[START Input records]
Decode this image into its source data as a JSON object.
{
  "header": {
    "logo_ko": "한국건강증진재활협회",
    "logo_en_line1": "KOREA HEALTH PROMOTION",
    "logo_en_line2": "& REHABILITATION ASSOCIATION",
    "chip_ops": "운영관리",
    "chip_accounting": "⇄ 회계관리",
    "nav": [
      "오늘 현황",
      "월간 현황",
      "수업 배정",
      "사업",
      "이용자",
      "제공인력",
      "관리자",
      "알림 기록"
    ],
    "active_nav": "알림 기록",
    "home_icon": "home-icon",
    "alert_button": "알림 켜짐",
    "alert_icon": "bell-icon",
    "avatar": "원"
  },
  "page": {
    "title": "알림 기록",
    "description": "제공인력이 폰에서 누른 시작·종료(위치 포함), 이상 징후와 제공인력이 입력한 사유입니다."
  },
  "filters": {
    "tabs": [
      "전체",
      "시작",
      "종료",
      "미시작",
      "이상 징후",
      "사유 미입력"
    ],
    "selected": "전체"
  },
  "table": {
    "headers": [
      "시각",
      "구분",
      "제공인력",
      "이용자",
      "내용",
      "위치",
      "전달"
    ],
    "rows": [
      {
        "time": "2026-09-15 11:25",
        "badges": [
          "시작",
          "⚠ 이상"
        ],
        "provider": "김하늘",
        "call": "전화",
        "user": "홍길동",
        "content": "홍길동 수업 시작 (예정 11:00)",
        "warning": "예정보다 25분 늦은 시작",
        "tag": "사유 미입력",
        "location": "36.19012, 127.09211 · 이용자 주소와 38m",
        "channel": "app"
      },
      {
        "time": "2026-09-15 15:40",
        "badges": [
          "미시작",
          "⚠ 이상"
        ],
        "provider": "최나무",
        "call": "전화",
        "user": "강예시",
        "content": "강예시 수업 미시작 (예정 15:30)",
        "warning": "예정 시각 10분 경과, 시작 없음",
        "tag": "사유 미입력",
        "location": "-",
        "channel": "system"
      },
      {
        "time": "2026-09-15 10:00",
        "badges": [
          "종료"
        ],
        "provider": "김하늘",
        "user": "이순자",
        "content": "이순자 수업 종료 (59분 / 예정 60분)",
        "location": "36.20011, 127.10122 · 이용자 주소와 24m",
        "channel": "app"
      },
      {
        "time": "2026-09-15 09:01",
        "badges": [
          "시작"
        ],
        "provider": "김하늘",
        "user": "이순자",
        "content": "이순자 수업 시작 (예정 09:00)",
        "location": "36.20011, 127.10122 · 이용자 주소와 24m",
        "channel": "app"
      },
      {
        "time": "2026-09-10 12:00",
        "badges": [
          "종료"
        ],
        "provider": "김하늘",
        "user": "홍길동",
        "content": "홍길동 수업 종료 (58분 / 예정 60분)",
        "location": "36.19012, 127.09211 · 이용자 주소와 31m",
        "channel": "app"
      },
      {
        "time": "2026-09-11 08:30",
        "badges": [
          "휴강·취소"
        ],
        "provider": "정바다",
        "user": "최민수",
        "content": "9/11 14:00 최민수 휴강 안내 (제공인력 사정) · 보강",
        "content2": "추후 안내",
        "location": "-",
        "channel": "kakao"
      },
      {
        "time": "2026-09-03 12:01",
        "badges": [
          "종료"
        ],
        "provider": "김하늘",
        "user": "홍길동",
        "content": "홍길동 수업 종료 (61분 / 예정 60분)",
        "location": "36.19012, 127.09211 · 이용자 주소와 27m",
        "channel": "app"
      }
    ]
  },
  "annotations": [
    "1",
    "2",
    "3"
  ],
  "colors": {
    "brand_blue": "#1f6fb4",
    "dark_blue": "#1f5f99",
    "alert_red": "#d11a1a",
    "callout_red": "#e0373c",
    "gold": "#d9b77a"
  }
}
[END Input records]
What you will do:
Print all of the entries exactly as they appear.

Finished task:
Decode this image into its source data as a JSON object.
{
  "header": {
    "logo_ko": "한국건강증진재활협회",
    "logo_en_line1": "KOREA HEALTH PROMOTION",
    "logo_en_line2": "& REHABILITATION ASSOCIATION",
    "chip_ops": "운영관리",
    "chip_accounting": "⇄ 회계관리",
    "nav": [
      "오늘 현황",
      "월간 현황",
      "수업 배정",
      "사업",
      "이용자",
      "제공인력",
      "관리자",
      "알림 기록"
    ],
    "active_nav": "알림 기록",
    "home_icon": "home-icon",
    "alert_button": "알림 켜짐",
    "alert_icon": "bell-icon",
    "avatar": "원"
  },
  "page": {
    "title": "알림 기록",
    "description": "제공인력이 폰에서 누른 시작·종료(위치 포함), 이상 징후와 제공인력이 입력한 사유입니다."
  },
  "filters": {
    "tabs": [
      "전체",
      "시작",
      "종료",
      "미시작",
      "이상 징후",
      "사유 미입력"
    ],
    "selected": "전체"
  },
  "table": {
    "headers": [
      "시각",
      "구분",
      "제공인력",
      "이용자",
      "내용",
      "위치",
      "전달"
    ],
    "rows": [
      {
        "time": "2026-09-15 11:25",
        "badges": [
          "시작",
          "⚠ 이상"
        ],
        "provider": "김하늘",
        "call": "전화",
        "user": "홍길동",
        "content": "홍길동 수업 시작 (예정 11:00)",
        "warning": "예정보다 25분 늦은 시작",
        "tag": "사유 미입력",
        "location": "36.19012, 127.09211 · 이용자 주소와 38m",
        "channel": "app"
      },
      {
        "time": "2026-09-15 15:40",
        "badges": [
          "미시작",
          "⚠ 이상"
        ],
        "provider": "최나무",
        "call": "전화",
        "user": "강예시",
        "content": "강예시 수업 미시작 (예정 15:30)",
        "warning": "예정 시각 10분 경과, 시작 없음",
        "tag": "사유 미입력",
        "location": "-",
        "channel": "system"
      },
      {
        "time": "2026-09-15 10:00",
        "badges": [
          "종료"
        ],
        "provider": "김하늘",
        "user": "이순자",
        "content": "이순자 수업 종료 (59분 / 예정 60분)",
        "location": "36.20011, 127.10122 · 이용자 주소와 24m",
        "channel": "app"
      },
      {
        "time": "2026-09-15 09:01",
        "badges": [
          "시작"
        ],
        "provider": "김하늘",
        "user": "이순자",
        "content": "이순자 수업 시작 (예정 09:00)",
        "location": "36.20011, 127.10122 · 이용자 주소와 24m",
        "channel": "app"
      },
      {
        "time": "2026-09-10 12:00",
        "badges": [
          "종료"
        ],
        "provider": "김하늘",
        "user": "홍길동",
        "content": "홍길동 수업 종료 (58분 / 예정 60분)",
        "location": "36.19012, 127.09211 · 이용자 주소와 31m",
        "channel": "app"
      },
      {
        "time": "2026-09-11 08:30",
        "badges": [
          "휴강·취소"
        ],
        "provider": "정바다",
        "user": "최민수",
        "content": "9/11 14:00 최민수 휴강 안내 (제공인력 사정) · 보강",
        "content2": "추후 안내",
        "location": "-",
        "channel": "kakao"
      },
      {
        "time": "2026-09-03 12:01",
        "badges": [
          "종료"
        ],
        "provider": "김하늘",
        "user": "홍길동",
        "content": "홍길동 수업 종료 (61분 / 예정 60분)",
        "location": "36.19012, 127.09211 · 이용자 주소와 27m",
        "channel": "app"
      }
    ]
  },
  "annotations": [
    "1",
    "2",
    "3"
  ],
  "colors": {
    "brand_blue": "#1f6fb4",
    "dark_blue": "#1f5f99",
    "alert_red": "#d11a1a",
    "callout_red": "#e0373c",
    "gold": "#d9b77a"
  }
}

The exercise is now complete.